> Description of the task: Which lines hold the word "βάρος"? Show each of them.

_ _ _ _

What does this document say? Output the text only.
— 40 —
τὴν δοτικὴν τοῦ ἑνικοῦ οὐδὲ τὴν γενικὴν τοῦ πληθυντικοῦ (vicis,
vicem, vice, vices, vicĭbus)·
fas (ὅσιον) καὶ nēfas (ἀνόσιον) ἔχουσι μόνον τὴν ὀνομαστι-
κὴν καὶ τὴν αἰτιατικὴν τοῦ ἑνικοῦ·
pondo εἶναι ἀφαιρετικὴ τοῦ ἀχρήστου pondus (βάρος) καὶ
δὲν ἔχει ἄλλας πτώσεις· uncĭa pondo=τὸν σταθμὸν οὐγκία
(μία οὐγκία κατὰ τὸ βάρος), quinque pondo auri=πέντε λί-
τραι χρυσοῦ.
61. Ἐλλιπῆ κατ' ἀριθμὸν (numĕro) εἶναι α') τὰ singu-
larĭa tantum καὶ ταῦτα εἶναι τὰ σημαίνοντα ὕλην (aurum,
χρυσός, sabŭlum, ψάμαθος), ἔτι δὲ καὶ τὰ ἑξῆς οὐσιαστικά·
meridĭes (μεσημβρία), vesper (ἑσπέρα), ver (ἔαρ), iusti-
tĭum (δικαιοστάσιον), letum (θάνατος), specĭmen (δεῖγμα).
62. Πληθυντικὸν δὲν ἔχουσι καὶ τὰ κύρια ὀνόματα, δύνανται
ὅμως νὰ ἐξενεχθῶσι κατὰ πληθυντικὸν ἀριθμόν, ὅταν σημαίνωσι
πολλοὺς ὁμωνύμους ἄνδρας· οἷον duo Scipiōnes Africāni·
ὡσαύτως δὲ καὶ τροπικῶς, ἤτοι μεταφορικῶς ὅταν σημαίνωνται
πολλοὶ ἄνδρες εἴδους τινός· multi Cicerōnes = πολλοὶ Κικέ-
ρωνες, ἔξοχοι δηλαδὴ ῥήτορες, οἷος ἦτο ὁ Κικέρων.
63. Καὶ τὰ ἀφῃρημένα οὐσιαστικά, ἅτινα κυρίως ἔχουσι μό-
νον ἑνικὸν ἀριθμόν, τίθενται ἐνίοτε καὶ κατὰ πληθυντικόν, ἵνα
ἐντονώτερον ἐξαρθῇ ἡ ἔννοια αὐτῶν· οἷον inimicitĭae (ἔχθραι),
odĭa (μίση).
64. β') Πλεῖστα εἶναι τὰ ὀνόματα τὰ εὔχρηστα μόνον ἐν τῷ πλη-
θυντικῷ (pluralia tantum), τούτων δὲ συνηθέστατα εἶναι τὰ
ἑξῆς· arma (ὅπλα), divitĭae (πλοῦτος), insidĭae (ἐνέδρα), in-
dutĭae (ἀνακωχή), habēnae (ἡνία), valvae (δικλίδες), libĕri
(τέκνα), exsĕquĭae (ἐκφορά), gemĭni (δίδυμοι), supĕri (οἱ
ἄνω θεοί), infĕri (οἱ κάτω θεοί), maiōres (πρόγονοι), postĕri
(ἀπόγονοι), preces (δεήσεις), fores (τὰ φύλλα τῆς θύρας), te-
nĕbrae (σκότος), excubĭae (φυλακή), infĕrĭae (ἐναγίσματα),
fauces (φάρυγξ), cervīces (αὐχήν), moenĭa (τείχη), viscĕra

_ _ _ _

> Reply:
pondo εἶναι ἀφαιρετικὴ τοῦ ἀχρήστου pondus (βάρος) καὶ
(μία οὐγκία κατὰ τὸ βάρος), quinque pondo auri=πέντε λί-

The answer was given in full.